Oct 26, 2012 - By Christina George, Staff WriterThe Fremont County Commission agreed unanimously to lift the fire ban that has been in place since the first week of July.
In a letter to commissioners, Fremont County fire warden Craig Haslam said he believed it would be appropriate to suspend fire restrictions in the county because of the time of year, current fuel conditions and recent moisture.
"I feel that the Fire Restrictions helped to alleviate the fire danger in Fremont County this year," Haslam said in his letter, dated Oct. 17. "Due to the heightened awareness level of the residents of Fremont County and their adherence to the fire ban we were fortunate to not have had a worse fire season than the one that we experienced."
"I would concur," commissioner Travis Becker said regarding no longer needing the restrictions.
Commissioner Keja Whiteman asked that the Bureau of Indian Affairs be notified about Fremont County lifting its ban to assure there would be no confusion about fire restrictions still in effect on the Wind River Indian Reservation.
Restrictions on the reservation will remain in place through Dec. 31 or until conditions improve.
Commission chairman Doug Thompson agreed with Whiteman, adding that municipalities will also be informed about the county's restrictions being terminated.
In his letter Haslam also thanked commissioners for their assistance in enforcing the restrictions.

Problem statement » According to the fire ban article, how long will fire restrictions on the Wind River Indian Reservation stay in place? Rely only on the fire ban article for this.

Information supplied »
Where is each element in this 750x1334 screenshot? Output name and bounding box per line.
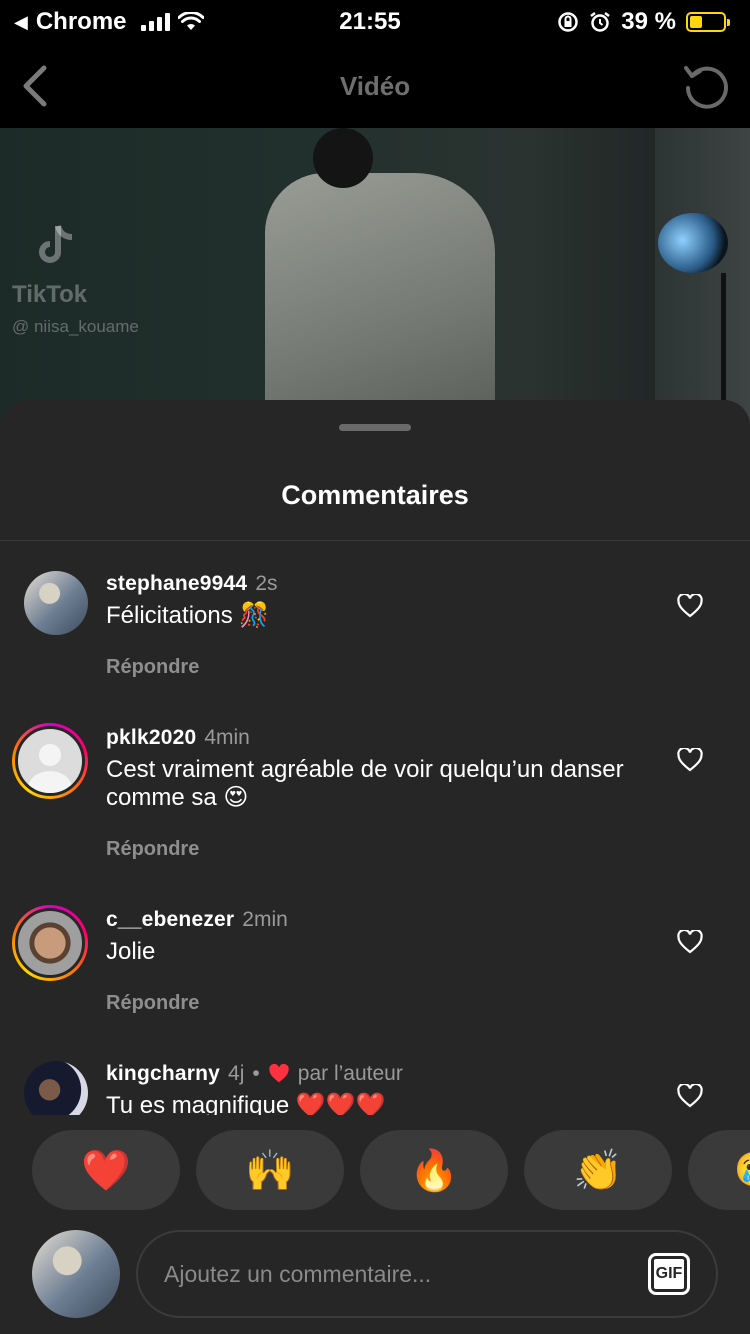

Solution for this task » They will remain in place through Dec. 31 or until conditions improve.